**Excerpt provided**
▼

- Province: Biliran
- Installed: 1765
- Term ended: 1774

Personal details
- Born: Samar, Philippines
- Died: 1774 Biliran, Philippines
- Denomination: Roman Catholic
- Profession: Priest

= Gaspar Ignacio de Guevara =

18th-century Roman Catholic priest from the Philippines

Gaspar Ignacio de Guevara was a Filipino Catholic priest from Samar who was appointed as the curate of Juan Nepomuceno Church in Biliran in 1765. He was known for breaking away from the institutional Roman Catholic church and leading the Biliran religious revolt from 1765 until his death in 1774.

==Early life==
Ignacio was born in Paranas, Samar. His surname, Ignacio, may have been given by the Jesuits as a tribute to their founder, Ignatius of Loyola. It is likely that the Jesuits recommended him for priesthood studies in Cebu. Ignacio was appointed as the curate of Juan Nepomuceno Church in Biliran in 1765.

▲

(Stored data entries)
▼

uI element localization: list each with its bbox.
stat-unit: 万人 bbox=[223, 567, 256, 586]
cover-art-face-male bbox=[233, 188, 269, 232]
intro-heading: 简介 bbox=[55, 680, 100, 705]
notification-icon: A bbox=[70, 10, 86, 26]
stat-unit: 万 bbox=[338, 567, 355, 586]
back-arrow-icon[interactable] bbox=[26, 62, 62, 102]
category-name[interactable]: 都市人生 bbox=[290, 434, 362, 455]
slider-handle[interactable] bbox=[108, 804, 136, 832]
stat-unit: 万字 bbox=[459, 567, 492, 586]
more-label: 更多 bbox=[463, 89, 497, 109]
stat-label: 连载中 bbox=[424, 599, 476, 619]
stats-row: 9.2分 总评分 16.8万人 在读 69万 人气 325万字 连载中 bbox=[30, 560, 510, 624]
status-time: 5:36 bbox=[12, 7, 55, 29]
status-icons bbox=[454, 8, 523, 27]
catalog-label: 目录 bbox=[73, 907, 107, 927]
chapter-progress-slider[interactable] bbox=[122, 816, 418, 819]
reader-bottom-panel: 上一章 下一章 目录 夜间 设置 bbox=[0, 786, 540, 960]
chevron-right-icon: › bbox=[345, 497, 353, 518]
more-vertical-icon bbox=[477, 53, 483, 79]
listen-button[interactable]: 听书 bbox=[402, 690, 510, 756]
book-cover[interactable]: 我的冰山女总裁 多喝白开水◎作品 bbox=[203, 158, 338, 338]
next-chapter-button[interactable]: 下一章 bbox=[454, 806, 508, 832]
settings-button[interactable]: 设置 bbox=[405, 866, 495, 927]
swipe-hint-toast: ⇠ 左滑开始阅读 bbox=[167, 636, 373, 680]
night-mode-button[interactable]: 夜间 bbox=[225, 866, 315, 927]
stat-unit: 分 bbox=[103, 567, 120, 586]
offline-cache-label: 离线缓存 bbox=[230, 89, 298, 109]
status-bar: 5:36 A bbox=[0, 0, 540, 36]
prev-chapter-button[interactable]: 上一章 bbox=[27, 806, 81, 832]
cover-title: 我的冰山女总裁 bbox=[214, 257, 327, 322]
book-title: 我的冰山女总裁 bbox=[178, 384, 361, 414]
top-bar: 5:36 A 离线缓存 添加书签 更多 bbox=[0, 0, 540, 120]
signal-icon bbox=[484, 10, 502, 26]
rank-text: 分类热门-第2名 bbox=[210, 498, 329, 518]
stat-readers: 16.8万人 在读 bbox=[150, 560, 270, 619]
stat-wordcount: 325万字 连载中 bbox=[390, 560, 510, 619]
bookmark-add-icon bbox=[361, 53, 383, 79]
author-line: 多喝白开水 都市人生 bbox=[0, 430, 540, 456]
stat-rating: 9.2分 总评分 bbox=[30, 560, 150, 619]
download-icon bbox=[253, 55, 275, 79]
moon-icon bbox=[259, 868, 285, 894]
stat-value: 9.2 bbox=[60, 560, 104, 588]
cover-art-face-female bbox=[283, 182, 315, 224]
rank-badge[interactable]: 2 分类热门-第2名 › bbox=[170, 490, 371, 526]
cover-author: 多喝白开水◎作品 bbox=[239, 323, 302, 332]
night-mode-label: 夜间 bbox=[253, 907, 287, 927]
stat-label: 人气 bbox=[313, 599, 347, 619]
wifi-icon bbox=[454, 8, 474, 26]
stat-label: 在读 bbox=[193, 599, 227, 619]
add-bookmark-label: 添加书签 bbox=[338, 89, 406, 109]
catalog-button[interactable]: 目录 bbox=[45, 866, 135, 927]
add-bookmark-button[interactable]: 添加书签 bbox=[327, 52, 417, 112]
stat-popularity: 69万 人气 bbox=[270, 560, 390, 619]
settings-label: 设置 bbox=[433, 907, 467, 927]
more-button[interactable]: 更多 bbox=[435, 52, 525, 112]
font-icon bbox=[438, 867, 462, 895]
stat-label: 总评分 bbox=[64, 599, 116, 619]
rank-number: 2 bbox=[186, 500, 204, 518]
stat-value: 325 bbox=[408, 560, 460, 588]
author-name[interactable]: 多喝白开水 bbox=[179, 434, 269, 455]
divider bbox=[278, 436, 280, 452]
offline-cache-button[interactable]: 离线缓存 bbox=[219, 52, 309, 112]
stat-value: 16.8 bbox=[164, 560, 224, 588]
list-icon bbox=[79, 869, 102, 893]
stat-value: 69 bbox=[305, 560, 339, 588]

▲

**Your tasks**
a) Using the biographical text on Gaspar Ignacio de Guevara, answer the following questions and mark each answer to match its question.
(i) What profession is listed under "Personal details"?
(ii) In which town of Samar was he born?
(iii) Where did the Jesuits likely recommend him for priesthood studies?
b) Proceed with the biographical text on Gaspar Ignacio de Guevara, continuing from its final sentence.

**Responses to the exercise**
a)
(i) Priest
(ii) Paranas
(iii) Cebu

b)
==Biliran religious revolt==
The Jesuits were expelled from the Philippines and replaced by the Augustinians in Leyte and by the Franciscans in Samar. Ignacio opposed the expulsion and expressed his dissent by leading a religious revolt in Biliran from 1765 to 1774

As part of the revolt, Ignacio established a new poblacion or town on a hilltop in Biliran, where he created a sanctuary to promote his religious doctrines. Moreover, he enthroned himself in the "chair of Peter" and styled himself as the "first of the priests of the world. He also restored the pre-colonial belief on women babaylans as religious and prayer leaders.

Ignacio was captured by Moro raiders and was drowned near Tagasipol Islet in Biliran in 1774. The religious revolt in Biliran ended with Ignacio's death.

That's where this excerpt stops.